[Stated exercise]: Write out the listing below again, precisely as it is given.

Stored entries
════════
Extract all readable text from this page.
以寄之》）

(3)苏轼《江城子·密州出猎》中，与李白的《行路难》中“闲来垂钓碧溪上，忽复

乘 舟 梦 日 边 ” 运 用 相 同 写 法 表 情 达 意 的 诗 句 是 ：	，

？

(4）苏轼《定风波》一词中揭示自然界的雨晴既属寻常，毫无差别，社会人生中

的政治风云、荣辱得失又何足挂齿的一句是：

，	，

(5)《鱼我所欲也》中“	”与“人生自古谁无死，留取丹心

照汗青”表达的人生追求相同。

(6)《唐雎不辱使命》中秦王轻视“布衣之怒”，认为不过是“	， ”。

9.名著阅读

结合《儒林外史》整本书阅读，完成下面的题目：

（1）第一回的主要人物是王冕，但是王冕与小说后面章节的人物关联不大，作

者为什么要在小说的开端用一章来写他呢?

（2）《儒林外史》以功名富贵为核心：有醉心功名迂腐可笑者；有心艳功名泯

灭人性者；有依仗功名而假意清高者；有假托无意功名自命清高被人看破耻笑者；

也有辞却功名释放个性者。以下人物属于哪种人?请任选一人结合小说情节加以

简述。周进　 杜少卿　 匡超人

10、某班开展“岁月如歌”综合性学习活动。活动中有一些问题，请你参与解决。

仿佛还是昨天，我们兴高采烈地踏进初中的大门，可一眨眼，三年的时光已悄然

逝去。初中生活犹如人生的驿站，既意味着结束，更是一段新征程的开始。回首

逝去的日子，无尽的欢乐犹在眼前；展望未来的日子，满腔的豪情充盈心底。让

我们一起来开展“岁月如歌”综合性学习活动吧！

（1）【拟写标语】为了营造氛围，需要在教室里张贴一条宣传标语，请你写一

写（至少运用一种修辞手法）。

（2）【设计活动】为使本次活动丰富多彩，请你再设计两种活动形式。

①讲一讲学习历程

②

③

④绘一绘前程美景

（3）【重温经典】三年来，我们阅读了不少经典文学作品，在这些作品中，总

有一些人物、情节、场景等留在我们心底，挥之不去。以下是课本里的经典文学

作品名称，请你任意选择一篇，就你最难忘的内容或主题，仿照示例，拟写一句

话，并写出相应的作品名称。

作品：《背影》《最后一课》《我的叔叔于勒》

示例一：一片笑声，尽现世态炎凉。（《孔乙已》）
════════
[Answer to this task]:
Extract all readable text from this page.
以寄之》）

(3)苏轼《江城子·密州出猎》中，与李白的《行路难》中“闲来垂钓碧溪上，忽复

乘 舟 梦 日 边 ” 运 用 相 同 写 法 表 情 达 意 的 诗 句 是 ：	，

？

(4）苏轼《定风波》一词中揭示自然界的雨晴既属寻常，毫无差别，社会人生中

的政治风云、荣辱得失又何足挂齿的一句是：

，	，

(5)《鱼我所欲也》中“	”与“人生自古谁无死，留取丹心

照汗青”表达的人生追求相同。

(6)《唐雎不辱使命》中秦王轻视“布衣之怒”，认为不过是“	， ”。

9.名著阅读

结合《儒林外史》整本书阅读，完成下面的题目：

（1）第一回的主要人物是王冕，但是王冕与小说后面章节的人物关联不大，作

者为什么要在小说的开端用一章来写他呢?

（2）《儒林外史》以功名富贵为核心：有醉心功名迂腐可笑者；有心艳功名泯

灭人性者；有依仗功名而假意清高者；有假托无意功名自命清高被人看破耻笑者；

也有辞却功名释放个性者。以下人物属于哪种人?请任选一人结合小说情节加以

简述。周进　 杜少卿　 匡超人

10、某班开展“岁月如歌”综合性学习活动。活动中有一些问题，请你参与解决。

仿佛还是昨天，我们兴高采烈地踏进初中的大门，可一眨眼，三年的时光已悄然

逝去。初中生活犹如人生的驿站，既意味着结束，更是一段新征程的开始。回首

逝去的日子，无尽的欢乐犹在眼前；展望未来的日子，满腔的豪情充盈心底。让

我们一起来开展“岁月如歌”综合性学习活动吧！

（1）【拟写标语】为了营造氛围，需要在教室里张贴一条宣传标语，请你写一

写（至少运用一种修辞手法）。

（2）【设计活动】为使本次活动丰富多彩，请你再设计两种活动形式。

①讲一讲学习历程

②

③

④绘一绘前程美景

（3）【重温经典】三年来，我们阅读了不少经典文学作品，在这些作品中，总

有一些人物、情节、场景等留在我们心底，挥之不去。以下是课本里的经典文学

作品名称，请你任意选择一篇，就你最难忘的内容或主题，仿照示例，拟写一句

话，并写出相应的作品名称。

作品：《背影》《最后一课》《我的叔叔于勒》

示例一：一片笑声，尽现世态炎凉。（《孔乙已》）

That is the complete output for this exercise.